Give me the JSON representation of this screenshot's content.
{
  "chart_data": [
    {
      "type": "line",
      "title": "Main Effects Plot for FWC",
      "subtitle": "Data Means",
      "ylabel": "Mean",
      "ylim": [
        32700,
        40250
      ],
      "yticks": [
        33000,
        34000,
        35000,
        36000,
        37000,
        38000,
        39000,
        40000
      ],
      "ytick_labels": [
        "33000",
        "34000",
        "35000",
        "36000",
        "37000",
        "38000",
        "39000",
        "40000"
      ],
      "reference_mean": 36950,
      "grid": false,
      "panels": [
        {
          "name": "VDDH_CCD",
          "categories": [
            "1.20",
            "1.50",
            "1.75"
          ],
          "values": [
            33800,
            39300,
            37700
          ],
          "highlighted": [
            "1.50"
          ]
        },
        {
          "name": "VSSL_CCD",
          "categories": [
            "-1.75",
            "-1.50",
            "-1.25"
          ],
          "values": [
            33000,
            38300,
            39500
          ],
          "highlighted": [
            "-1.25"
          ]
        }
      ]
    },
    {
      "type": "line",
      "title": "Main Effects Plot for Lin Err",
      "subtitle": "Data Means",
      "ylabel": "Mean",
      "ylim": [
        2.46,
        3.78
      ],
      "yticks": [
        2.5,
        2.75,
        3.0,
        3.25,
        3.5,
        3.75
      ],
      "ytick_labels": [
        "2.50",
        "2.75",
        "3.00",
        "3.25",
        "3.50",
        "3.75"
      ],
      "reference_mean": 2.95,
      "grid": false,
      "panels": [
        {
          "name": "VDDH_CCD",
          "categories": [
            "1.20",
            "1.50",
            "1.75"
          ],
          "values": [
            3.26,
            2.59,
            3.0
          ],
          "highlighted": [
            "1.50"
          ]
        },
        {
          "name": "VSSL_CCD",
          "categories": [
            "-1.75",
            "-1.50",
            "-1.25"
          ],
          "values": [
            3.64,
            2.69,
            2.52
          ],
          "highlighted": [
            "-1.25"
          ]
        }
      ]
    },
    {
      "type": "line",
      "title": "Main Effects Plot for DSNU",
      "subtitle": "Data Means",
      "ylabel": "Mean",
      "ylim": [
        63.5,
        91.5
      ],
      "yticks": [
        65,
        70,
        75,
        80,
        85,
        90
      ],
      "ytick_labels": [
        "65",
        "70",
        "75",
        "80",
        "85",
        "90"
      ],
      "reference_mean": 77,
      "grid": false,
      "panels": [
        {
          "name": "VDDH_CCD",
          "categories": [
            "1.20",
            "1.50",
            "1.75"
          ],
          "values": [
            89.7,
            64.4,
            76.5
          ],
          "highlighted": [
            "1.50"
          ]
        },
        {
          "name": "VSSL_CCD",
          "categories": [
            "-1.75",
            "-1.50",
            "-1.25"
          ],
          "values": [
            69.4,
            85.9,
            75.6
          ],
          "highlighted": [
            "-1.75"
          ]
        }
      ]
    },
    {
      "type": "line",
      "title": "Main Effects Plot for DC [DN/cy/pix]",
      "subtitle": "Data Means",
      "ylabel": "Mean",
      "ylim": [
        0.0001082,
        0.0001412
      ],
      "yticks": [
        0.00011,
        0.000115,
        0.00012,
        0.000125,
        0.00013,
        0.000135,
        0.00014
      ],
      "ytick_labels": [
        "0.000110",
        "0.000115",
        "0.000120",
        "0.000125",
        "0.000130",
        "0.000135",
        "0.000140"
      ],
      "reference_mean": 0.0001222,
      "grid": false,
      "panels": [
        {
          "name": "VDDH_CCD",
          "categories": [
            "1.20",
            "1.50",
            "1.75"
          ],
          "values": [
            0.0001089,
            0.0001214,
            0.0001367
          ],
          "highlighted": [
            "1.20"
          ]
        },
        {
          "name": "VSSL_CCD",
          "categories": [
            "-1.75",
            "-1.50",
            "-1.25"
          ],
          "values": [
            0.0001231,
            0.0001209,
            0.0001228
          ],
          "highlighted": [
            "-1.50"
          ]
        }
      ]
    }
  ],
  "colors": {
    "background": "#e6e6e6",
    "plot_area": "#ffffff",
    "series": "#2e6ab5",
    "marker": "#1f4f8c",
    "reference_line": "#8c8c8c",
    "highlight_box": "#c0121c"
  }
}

——

■ Do this ■
Scan the lines for the string "Main". Pick out every line that has it.

■ Full answer ■
      "title": "Main Effects Plot for FWC",
      "title": "Main Effects Plot for Lin Err",
      "title": "Main Effects Plot for DSNU",
      "title": "Main Effects Plot for DC [DN/cy/pix]",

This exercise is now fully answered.